Stated task —
Gather up the lines with the word "Chicago" in them.

═══ Dataset records ═══

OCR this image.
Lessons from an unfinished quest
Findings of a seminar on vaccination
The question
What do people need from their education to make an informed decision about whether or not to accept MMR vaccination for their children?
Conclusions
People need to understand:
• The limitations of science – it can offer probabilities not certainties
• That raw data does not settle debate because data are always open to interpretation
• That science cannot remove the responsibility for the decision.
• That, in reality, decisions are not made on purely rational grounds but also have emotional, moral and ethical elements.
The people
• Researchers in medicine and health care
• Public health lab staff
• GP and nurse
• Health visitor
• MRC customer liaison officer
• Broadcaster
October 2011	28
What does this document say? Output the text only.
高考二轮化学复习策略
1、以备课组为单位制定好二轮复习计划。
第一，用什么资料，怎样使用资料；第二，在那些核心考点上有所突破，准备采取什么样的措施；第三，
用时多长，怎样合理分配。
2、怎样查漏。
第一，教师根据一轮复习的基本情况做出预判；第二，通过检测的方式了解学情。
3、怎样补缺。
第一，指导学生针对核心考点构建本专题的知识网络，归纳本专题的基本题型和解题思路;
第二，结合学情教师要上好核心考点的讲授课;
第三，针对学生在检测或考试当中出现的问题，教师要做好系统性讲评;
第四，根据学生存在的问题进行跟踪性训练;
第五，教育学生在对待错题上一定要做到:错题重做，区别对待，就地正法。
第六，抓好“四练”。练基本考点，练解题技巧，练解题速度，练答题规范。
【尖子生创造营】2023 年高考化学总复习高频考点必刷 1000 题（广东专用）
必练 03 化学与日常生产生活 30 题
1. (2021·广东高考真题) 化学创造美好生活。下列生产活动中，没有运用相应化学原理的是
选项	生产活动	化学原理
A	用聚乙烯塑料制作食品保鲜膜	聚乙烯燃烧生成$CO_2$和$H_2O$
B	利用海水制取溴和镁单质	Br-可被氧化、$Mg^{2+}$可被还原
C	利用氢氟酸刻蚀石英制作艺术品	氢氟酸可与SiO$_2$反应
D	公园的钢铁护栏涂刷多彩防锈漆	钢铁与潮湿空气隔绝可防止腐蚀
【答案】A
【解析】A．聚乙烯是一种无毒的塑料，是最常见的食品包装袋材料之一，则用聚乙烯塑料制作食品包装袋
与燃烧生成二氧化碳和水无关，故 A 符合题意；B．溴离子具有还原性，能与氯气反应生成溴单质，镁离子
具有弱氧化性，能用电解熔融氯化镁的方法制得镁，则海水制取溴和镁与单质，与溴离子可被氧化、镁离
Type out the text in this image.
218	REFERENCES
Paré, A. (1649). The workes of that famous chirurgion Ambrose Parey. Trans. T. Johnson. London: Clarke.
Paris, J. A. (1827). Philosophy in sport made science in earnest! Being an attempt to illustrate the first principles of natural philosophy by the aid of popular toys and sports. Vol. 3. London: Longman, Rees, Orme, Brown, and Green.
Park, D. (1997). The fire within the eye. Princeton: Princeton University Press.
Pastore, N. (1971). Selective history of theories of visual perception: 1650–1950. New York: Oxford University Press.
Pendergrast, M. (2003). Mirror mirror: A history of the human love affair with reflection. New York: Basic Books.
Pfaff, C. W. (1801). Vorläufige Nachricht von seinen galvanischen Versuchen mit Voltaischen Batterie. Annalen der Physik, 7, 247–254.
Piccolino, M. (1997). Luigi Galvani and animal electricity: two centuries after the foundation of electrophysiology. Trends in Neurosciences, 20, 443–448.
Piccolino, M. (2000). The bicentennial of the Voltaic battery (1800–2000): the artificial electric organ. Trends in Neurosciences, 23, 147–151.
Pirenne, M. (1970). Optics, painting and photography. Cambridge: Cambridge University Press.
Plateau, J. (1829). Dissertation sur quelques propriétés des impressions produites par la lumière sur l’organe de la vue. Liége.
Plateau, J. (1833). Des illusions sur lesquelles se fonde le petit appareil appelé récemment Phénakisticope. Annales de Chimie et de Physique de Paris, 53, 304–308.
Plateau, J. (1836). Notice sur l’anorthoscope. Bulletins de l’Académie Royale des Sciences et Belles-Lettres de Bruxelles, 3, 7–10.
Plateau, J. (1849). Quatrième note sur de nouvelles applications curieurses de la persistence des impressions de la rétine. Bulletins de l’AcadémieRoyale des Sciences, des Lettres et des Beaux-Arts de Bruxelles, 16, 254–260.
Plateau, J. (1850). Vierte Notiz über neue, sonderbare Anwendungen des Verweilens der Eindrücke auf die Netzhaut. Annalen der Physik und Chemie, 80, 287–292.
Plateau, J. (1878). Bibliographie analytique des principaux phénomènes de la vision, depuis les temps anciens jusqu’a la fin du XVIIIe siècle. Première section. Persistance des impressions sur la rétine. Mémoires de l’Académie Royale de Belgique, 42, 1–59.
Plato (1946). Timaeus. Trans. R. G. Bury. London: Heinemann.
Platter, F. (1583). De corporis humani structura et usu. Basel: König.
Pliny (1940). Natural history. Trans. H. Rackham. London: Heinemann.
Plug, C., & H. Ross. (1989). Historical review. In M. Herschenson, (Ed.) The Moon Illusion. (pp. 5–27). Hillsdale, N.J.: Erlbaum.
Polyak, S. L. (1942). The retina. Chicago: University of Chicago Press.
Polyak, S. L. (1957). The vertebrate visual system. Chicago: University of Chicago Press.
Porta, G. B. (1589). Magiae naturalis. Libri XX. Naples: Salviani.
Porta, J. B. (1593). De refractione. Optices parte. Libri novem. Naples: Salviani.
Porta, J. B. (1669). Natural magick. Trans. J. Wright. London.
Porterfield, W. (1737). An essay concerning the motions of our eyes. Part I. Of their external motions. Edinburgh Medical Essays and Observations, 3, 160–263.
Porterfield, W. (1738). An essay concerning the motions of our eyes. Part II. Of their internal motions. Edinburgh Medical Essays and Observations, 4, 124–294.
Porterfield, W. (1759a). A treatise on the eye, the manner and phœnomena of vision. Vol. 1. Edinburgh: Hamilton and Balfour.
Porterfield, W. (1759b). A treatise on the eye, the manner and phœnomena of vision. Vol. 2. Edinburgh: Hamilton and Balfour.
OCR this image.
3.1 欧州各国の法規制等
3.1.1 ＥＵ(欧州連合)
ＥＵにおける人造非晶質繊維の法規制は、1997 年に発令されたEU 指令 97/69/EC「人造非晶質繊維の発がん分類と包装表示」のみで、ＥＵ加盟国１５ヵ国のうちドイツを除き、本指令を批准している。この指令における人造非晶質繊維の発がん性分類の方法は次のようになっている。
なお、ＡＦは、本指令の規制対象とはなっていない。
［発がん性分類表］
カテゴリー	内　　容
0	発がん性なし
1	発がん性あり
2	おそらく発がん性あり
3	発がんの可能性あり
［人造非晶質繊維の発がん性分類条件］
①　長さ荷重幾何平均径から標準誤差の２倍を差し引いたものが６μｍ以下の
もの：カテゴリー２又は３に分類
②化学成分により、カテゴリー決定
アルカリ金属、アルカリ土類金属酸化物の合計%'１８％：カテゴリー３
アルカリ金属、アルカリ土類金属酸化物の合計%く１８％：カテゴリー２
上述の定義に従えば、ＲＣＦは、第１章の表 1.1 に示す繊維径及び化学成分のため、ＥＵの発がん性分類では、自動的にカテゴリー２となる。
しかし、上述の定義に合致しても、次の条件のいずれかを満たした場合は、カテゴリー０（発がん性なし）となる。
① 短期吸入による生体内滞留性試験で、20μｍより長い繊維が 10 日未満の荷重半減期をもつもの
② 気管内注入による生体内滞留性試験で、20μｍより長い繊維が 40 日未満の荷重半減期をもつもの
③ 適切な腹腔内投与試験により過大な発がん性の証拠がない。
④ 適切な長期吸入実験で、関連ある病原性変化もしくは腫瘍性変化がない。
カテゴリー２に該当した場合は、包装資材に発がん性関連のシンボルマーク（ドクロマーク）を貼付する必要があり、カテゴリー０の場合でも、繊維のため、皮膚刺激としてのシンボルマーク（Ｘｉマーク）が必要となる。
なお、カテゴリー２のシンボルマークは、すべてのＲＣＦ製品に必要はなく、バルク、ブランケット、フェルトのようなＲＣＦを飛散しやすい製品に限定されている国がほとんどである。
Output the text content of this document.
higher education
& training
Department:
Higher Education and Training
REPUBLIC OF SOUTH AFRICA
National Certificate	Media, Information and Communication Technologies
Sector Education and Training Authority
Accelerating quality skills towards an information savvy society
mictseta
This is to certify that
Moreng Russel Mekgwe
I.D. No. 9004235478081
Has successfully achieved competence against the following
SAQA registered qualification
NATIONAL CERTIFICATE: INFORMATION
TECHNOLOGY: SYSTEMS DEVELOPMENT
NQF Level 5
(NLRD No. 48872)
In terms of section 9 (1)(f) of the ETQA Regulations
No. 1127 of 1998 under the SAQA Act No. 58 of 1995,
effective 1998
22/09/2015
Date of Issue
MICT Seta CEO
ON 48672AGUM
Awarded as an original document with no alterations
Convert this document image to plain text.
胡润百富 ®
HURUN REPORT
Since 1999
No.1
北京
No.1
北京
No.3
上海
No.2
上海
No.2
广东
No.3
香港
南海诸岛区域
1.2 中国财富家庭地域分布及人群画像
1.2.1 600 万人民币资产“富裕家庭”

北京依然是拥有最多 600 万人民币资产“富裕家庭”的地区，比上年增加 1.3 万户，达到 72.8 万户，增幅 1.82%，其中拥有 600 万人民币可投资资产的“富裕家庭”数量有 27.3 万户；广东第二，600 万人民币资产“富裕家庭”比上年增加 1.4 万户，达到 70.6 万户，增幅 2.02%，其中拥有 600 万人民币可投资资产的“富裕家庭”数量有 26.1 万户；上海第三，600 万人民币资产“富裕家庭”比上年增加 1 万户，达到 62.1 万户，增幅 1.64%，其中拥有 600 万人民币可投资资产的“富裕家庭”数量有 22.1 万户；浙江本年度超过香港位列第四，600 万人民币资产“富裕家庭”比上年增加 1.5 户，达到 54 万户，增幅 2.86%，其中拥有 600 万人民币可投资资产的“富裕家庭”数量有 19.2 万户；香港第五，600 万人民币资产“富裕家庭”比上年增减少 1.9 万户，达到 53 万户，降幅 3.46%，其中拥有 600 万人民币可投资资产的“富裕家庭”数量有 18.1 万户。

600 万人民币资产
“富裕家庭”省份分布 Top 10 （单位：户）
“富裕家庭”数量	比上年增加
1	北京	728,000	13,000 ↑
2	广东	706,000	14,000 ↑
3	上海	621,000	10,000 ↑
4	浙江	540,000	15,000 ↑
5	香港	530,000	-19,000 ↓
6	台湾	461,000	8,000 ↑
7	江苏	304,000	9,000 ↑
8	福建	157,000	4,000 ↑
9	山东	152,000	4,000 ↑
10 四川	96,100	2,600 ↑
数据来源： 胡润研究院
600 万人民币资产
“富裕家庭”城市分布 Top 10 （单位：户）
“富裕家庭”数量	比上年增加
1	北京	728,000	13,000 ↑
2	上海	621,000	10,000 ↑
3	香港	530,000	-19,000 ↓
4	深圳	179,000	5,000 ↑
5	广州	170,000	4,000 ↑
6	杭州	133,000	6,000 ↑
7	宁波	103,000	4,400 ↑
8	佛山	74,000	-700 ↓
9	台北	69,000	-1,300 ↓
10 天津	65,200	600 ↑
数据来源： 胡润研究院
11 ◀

═══

Output of the exercise —
Polyak, S. L. (1942). The retina. Chicago: University of Chicago Press.
Polyak, S. L. (1957). The vertebrate visual system. Chicago: University of Chicago Press.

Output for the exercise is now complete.